→ **PROMPT**: Search the data for the string "state" and gather each line it is in.

(Dataset entries)
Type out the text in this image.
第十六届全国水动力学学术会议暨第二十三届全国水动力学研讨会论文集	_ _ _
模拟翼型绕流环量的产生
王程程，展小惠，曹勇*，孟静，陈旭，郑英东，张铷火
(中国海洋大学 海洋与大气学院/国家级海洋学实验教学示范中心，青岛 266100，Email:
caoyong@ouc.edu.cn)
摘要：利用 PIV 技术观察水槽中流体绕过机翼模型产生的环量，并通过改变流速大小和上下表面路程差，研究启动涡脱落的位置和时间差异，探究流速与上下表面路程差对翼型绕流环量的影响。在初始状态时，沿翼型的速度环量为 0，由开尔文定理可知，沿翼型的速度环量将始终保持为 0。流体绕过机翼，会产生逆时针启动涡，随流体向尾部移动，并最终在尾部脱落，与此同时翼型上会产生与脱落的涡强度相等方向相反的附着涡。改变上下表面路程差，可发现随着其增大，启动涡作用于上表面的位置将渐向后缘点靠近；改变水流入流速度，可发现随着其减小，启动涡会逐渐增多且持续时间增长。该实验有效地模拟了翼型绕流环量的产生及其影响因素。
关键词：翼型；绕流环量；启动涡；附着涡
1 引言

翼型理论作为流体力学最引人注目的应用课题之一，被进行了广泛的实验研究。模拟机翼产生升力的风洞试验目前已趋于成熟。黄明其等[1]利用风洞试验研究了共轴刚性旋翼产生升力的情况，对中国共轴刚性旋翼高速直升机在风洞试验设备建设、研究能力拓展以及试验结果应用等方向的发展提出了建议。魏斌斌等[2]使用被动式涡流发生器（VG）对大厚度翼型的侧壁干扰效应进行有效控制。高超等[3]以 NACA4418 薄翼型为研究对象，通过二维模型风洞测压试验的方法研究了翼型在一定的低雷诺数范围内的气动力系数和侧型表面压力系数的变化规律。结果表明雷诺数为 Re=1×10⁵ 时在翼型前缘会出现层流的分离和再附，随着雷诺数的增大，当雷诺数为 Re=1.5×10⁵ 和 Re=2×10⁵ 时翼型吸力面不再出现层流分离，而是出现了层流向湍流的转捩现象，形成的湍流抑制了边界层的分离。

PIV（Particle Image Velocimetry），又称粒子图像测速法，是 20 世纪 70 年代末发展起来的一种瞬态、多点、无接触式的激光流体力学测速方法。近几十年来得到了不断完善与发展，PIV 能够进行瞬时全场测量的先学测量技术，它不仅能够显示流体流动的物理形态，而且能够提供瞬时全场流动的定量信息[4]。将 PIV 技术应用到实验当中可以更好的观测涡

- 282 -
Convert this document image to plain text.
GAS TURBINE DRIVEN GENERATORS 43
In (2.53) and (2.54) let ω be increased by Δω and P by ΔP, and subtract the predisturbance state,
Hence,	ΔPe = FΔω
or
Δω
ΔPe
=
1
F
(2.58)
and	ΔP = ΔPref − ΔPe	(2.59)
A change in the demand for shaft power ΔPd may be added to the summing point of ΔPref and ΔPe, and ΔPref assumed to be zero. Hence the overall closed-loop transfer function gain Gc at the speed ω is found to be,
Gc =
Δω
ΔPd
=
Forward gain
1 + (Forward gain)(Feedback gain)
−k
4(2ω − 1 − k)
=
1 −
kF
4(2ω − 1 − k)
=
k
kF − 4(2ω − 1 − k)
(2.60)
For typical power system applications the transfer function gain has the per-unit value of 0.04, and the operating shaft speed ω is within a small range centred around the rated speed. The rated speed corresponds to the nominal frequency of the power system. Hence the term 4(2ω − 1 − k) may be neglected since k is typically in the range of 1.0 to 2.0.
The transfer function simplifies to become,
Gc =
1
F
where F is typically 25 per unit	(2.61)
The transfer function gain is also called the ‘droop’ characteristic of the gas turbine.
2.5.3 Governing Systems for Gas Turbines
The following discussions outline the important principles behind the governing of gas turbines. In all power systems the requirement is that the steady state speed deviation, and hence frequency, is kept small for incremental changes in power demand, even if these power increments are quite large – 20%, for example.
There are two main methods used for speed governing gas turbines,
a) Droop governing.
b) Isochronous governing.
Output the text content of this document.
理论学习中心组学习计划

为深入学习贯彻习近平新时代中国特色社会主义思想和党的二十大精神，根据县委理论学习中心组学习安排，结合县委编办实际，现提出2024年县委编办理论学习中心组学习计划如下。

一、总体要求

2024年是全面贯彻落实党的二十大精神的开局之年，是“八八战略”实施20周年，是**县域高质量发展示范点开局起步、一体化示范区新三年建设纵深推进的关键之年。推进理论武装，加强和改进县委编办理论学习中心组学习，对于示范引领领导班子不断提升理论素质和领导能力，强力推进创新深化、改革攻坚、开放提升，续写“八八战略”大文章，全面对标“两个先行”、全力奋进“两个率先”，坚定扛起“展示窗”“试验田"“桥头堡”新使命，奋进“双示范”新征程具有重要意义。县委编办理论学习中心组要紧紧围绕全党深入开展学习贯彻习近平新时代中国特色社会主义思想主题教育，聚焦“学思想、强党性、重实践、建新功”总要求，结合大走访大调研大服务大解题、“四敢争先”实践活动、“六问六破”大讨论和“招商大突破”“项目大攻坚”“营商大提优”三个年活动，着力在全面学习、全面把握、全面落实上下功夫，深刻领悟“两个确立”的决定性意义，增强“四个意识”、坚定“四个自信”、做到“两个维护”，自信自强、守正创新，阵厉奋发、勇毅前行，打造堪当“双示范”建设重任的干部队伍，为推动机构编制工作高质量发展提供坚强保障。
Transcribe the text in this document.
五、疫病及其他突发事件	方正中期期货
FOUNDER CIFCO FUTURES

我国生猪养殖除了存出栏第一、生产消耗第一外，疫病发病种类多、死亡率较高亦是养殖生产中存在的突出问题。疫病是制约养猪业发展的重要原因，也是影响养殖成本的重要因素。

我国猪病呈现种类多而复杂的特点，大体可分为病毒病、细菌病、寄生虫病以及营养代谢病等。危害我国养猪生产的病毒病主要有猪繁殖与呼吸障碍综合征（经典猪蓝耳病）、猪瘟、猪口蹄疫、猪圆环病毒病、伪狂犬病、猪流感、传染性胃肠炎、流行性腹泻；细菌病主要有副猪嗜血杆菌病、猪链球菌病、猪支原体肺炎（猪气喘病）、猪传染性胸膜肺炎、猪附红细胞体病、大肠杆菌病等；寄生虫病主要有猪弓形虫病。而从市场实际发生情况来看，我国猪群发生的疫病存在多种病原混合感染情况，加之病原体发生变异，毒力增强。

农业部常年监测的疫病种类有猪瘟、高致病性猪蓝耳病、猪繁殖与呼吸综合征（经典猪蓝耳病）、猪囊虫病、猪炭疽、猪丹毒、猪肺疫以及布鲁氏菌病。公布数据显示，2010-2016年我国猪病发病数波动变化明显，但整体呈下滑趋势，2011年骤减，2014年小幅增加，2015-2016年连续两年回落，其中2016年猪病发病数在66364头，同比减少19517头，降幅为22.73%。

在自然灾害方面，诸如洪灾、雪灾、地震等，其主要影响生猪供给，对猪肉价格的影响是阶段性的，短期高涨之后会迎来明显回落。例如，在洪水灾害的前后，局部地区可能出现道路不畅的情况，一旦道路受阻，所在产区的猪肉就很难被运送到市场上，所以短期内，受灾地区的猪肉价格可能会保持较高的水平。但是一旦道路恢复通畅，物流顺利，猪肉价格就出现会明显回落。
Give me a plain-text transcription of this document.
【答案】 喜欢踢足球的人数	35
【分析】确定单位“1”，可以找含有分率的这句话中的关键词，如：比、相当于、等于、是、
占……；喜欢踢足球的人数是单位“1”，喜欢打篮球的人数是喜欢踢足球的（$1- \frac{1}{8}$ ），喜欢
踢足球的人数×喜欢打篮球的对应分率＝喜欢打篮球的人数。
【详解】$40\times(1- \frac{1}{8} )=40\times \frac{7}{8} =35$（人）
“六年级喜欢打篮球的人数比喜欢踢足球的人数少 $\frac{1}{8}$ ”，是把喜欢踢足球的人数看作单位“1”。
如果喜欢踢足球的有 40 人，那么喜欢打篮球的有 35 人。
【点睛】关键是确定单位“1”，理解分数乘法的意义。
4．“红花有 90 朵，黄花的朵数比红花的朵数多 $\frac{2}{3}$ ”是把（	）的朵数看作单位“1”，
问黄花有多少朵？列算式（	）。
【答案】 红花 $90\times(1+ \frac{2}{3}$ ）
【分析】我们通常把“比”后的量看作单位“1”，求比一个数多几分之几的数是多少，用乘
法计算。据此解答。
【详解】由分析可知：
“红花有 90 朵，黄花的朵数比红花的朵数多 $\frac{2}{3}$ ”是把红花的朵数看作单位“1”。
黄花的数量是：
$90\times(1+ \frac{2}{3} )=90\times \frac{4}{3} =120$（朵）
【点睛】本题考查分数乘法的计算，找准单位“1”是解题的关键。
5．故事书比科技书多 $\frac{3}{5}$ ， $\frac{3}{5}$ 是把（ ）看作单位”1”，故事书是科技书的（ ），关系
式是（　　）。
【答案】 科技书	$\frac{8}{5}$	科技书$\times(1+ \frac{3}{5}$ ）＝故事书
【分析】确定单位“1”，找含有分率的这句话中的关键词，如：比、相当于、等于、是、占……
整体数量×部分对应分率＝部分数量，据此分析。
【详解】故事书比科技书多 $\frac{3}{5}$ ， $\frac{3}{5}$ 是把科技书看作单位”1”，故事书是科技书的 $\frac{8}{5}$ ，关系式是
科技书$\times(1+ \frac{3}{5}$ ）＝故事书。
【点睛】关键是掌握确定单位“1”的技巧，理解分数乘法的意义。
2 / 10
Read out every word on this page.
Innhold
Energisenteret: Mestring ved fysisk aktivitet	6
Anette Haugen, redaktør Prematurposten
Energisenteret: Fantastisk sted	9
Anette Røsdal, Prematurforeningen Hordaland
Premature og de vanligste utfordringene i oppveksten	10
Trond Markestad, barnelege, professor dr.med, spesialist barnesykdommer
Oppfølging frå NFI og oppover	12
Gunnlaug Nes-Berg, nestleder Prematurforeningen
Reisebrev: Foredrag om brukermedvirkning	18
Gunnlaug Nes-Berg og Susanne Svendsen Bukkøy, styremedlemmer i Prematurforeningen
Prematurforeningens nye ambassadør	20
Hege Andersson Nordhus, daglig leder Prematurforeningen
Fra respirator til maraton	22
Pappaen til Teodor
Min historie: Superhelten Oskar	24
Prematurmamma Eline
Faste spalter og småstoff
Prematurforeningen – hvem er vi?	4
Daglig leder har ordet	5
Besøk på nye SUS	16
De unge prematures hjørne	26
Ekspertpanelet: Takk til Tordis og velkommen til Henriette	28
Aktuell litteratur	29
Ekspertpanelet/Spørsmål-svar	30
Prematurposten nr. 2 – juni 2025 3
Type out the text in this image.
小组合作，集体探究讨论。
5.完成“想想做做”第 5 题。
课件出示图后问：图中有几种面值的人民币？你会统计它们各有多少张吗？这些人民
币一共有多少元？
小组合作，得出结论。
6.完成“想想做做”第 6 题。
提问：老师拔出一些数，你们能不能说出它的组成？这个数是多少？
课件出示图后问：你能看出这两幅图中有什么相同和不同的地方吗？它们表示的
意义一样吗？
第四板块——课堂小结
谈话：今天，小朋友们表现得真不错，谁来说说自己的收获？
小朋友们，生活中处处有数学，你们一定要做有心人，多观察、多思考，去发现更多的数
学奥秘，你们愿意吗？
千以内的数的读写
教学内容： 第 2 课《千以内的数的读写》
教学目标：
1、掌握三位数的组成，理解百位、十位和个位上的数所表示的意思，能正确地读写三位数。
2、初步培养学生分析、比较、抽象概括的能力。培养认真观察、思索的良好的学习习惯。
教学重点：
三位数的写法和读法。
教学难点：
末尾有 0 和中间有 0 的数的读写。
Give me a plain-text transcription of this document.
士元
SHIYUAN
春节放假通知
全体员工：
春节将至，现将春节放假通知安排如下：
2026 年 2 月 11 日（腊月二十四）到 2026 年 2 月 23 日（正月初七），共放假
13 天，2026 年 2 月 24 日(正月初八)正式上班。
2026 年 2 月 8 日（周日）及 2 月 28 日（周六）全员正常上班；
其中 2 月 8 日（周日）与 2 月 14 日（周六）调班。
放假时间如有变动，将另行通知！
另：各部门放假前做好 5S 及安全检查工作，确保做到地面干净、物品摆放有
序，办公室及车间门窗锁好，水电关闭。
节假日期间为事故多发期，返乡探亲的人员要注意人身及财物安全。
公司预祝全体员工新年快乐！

→ **RESULT OF THE TASK**:
In (2.53) and (2.54) let ω be increased by Δω and P by ΔP, and subtract the predisturbance state,
The following discussions outline the important principles behind the governing of gas turbines. In all power systems the requirement is that the steady state speed deviation, and hence frequency, is kept small for incremental changes in power demand, even if these power increments are quite large – 20%, for example.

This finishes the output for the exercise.